===== Source material

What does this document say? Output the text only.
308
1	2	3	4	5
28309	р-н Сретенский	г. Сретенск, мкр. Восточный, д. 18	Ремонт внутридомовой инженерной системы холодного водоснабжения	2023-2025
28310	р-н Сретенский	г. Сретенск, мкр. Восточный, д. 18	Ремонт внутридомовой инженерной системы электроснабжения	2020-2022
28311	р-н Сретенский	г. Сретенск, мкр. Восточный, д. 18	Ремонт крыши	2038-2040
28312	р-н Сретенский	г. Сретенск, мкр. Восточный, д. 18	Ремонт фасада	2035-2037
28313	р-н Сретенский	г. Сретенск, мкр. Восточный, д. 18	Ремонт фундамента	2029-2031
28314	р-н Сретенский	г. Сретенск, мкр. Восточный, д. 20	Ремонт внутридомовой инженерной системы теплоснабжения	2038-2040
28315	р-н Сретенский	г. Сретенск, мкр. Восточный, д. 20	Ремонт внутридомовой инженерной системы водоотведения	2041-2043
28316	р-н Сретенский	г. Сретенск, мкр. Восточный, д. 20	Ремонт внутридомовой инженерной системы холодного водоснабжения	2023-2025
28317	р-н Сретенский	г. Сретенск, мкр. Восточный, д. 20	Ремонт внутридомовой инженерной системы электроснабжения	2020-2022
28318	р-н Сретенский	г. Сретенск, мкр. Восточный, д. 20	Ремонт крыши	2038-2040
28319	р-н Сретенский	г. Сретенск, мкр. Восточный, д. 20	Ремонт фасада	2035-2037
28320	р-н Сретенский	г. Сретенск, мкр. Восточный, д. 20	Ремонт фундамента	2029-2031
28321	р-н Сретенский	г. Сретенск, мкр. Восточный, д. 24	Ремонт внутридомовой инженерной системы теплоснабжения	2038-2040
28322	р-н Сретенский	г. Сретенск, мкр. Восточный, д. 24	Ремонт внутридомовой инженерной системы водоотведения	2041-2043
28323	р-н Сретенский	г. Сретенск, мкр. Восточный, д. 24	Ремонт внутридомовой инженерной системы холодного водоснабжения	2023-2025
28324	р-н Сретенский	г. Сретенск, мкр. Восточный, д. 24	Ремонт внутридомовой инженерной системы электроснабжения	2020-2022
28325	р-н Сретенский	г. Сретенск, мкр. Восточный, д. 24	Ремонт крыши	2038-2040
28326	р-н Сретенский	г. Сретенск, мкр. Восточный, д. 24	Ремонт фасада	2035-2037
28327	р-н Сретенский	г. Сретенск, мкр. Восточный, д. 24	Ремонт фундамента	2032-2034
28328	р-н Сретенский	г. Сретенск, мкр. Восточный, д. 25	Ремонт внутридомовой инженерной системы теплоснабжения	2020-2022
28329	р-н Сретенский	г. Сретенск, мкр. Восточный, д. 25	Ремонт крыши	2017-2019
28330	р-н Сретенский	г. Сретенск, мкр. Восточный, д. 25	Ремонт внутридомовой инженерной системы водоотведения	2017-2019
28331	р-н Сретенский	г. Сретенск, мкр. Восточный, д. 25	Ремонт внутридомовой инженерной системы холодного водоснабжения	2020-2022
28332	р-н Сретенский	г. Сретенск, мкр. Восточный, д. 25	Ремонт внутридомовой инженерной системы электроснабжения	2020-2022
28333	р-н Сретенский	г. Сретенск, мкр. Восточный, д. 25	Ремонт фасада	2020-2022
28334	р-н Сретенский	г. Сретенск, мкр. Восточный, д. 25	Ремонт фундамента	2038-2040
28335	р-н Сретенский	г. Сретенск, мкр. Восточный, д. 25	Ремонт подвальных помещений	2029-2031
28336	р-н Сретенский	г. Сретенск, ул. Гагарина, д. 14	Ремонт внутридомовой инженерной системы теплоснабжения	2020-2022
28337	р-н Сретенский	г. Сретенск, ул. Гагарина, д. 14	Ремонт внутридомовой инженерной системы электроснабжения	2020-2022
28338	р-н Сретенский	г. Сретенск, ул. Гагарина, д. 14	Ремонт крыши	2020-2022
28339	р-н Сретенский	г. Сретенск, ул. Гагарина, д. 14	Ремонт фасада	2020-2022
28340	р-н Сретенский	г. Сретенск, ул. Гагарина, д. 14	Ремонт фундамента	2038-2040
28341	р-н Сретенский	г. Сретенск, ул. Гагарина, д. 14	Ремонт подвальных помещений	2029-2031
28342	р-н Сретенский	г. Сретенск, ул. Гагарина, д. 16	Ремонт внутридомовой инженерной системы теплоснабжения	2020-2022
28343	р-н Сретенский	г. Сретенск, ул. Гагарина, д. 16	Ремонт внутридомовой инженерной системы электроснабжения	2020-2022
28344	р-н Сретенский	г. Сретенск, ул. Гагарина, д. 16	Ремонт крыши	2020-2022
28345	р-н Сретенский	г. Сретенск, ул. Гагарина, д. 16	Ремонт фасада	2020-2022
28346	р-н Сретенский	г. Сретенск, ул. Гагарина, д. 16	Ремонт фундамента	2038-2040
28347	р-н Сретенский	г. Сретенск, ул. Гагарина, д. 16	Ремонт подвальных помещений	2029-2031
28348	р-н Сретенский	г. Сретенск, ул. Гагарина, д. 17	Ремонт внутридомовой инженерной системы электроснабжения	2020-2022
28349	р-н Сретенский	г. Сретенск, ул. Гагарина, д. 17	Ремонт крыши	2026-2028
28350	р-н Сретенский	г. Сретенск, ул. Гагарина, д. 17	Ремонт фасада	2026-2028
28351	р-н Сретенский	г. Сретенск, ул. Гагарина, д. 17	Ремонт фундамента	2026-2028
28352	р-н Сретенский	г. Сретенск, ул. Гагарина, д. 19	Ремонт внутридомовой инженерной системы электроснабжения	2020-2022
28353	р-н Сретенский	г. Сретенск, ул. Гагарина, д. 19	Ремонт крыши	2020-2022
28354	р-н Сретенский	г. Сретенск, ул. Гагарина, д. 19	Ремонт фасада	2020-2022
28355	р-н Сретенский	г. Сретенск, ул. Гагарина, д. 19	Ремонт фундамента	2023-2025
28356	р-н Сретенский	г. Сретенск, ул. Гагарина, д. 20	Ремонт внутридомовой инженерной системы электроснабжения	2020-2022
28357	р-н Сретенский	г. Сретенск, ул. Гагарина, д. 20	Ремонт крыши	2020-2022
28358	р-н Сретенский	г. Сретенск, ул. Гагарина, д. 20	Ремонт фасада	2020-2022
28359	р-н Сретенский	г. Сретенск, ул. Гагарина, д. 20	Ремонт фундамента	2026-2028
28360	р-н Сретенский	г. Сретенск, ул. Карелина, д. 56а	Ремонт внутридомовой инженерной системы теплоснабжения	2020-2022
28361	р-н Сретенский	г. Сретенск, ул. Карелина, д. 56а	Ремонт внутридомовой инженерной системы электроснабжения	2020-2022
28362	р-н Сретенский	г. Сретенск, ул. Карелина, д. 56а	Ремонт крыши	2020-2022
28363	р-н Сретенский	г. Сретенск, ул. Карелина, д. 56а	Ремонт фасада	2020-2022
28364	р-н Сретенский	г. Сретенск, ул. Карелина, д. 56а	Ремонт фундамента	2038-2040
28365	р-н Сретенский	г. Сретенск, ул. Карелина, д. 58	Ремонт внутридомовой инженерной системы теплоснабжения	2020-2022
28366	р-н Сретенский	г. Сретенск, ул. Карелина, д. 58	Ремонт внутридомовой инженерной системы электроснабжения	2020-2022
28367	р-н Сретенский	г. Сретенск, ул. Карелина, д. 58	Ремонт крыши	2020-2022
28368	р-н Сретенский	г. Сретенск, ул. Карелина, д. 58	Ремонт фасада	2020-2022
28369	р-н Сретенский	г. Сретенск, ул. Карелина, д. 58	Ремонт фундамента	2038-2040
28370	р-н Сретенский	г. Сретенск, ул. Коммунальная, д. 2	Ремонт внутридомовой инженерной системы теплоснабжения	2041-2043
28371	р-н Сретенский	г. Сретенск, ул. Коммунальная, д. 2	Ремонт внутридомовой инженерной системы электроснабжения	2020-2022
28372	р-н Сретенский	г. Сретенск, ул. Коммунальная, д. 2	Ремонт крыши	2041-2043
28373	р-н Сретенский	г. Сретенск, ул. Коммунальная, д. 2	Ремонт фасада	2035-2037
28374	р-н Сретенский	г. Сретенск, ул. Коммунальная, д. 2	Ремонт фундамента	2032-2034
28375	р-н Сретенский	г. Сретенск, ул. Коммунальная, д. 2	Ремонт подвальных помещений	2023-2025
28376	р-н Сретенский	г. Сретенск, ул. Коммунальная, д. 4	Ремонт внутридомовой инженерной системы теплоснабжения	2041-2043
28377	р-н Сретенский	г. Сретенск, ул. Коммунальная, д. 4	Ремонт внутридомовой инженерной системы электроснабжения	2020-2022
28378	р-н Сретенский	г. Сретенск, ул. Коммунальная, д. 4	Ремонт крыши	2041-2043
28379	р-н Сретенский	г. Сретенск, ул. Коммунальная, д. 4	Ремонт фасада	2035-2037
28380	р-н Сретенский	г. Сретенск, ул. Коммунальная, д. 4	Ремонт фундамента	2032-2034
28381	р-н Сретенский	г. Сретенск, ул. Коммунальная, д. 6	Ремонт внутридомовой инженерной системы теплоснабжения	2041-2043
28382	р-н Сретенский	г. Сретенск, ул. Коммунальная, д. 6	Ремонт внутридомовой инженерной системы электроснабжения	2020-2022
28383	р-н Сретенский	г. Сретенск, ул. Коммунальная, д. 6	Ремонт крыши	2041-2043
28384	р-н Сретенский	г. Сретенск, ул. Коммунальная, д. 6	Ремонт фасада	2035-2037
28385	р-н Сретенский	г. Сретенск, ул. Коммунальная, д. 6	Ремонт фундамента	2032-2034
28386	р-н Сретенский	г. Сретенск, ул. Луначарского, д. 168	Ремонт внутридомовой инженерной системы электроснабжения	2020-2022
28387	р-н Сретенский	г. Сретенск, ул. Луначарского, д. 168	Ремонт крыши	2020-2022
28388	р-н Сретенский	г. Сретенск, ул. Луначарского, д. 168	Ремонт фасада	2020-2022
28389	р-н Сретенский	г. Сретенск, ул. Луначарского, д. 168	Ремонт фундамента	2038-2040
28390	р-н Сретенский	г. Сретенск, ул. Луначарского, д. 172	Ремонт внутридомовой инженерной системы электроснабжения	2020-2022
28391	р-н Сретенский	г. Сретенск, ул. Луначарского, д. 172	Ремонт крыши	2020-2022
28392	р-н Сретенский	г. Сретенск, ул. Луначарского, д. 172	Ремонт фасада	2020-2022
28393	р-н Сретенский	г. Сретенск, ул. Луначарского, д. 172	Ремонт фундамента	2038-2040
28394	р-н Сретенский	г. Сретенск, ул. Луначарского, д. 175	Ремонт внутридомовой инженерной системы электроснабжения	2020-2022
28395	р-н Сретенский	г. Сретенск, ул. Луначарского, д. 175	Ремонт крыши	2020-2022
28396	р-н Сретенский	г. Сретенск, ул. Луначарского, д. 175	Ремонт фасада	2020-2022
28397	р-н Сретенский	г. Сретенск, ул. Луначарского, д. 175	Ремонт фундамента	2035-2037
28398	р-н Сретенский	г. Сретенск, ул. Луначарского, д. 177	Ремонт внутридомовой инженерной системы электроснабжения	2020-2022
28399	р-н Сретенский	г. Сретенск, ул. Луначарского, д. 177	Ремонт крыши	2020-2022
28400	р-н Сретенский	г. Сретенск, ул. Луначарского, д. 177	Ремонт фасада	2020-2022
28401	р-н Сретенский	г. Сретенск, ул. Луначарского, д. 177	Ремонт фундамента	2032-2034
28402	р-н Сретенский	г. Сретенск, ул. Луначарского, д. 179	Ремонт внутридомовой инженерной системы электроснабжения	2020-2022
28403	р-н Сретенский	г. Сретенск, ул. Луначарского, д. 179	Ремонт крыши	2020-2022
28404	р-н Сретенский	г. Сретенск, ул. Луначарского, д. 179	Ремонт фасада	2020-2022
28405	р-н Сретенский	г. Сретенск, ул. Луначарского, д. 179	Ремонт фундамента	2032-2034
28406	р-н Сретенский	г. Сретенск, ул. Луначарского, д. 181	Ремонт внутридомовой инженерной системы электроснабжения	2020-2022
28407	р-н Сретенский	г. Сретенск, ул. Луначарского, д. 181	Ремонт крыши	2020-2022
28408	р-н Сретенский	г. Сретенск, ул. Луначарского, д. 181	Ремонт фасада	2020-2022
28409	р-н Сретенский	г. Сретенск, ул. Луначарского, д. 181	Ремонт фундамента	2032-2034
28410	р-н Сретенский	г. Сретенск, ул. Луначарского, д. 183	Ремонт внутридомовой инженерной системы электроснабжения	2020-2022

==========

- [What is being asked] Copy every line in the entries above that has the string "водоотведения" in it.

- [Solved exercise]
28315	р-н Сретенский	г. Сретенск, мкр. Восточный, д. 20	Ремонт внутридомовой инженерной системы водоотведения	2041-2043
28322	р-н Сретенский	г. Сретенск, мкр. Восточный, д. 24	Ремонт внутридомовой инженерной системы водоотведения	2041-2043
28330	р-н Сретенский	г. Сретенск, мкр. Восточный, д. 25	Ремонт внутридомовой инженерной системы водоотведения	2017-2019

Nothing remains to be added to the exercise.